§ **Directive**: Copy out the data below verbatim.

=== Supplied data ===

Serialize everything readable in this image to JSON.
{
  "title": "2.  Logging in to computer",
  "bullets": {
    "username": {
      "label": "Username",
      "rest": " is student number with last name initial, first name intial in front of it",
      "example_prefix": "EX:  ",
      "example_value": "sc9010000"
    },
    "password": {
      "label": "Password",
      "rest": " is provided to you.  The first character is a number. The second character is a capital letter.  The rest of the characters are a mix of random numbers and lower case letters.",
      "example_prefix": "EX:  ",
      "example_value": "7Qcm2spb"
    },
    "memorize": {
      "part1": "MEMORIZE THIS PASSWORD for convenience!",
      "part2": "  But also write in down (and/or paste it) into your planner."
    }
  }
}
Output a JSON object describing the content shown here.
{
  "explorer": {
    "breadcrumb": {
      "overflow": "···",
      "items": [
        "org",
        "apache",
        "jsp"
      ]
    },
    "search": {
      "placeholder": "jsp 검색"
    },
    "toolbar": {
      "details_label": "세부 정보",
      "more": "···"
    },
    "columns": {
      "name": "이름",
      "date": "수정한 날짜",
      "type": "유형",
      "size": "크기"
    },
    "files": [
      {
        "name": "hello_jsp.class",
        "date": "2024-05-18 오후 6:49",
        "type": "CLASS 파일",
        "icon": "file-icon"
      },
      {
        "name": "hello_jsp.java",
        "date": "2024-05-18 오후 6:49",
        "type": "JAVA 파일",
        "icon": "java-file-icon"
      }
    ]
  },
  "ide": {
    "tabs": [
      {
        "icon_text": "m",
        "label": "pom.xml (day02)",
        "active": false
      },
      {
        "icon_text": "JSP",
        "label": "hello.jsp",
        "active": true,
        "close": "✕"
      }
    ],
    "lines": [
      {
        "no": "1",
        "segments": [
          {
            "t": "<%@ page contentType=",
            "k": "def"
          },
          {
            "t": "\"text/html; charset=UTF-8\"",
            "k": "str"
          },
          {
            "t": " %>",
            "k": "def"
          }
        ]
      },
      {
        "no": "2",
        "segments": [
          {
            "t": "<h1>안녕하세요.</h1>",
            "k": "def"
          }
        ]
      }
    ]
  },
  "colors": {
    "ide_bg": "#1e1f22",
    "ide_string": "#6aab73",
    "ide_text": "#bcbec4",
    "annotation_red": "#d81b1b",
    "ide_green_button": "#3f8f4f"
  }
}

===

§ **Answer in full**:
Serialize everything readable in this image to JSON.
{
  "title": "2.  Logging in to computer",
  "bullets": {
    "username": {
      "label": "Username",
      "rest": " is student number with last name initial, first name intial in front of it",
      "example_prefix": "EX:  ",
      "example_value": "sc9010000"
    },
    "password": {
      "label": "Password",
      "rest": " is provided to you.  The first character is a number. The second character is a capital letter.  The rest of the characters are a mix of random numbers and lower case letters.",
      "example_prefix": "EX:  ",
      "example_value": "7Qcm2spb"
    },
    "memorize": {
      "part1": "MEMORIZE THIS PASSWORD for convenience!",
      "part2": "  But also write in down (and/or paste it) into your planner."
    }
  }
}
Output a JSON object describing the content shown here.
{
  "explorer": {
    "breadcrumb": {
      "overflow": "···",
      "items": [
        "org",
        "apache",
        "jsp"
      ]
    },
    "search": {
      "placeholder": "jsp 검색"
    },
    "toolbar": {
      "details_label": "세부 정보",
      "more": "···"
    },
    "columns": {
      "name": "이름",
      "date": "수정한 날짜",
      "type": "유형",
      "size": "크기"
    },
    "files": [
      {
        "name": "hello_jsp.class",
        "date": "2024-05-18 오후 6:49",
        "type": "CLASS 파일",
        "icon": "file-icon"
      },
      {
        "name": "hello_jsp.java",
        "date": "2024-05-18 오후 6:49",
        "type": "JAVA 파일",
        "icon": "java-file-icon"
      }
    ]
  },
  "ide": {
    "tabs": [
      {
        "icon_text": "m",
        "label": "pom.xml (day02)",
        "active": false
      },
      {
        "icon_text": "JSP",
        "label": "hello.jsp",
        "active": true,
        "close": "✕"
      }
    ],
    "lines": [
      {
        "no": "1",
        "segments": [
          {
            "t": "<%@ page contentType=",
            "k": "def"
          },
          {
            "t": "\"text/html; charset=UTF-8\"",
            "k": "str"
          },
          {
            "t": " %>",
            "k": "def"
          }
        ]
      },
      {
        "no": "2",
        "segments": [
          {
            "t": "<h1>안녕하세요.</h1>",
            "k": "def"
          }
        ]
      }
    ]
  },
  "colors": {
    "ide_bg": "#1e1f22",
    "ide_string": "#6aab73",
    "ide_text": "#bcbec4",
    "annotation_red": "#d81b1b",
    "ide_green_button": "#3f8f4f"
  }
}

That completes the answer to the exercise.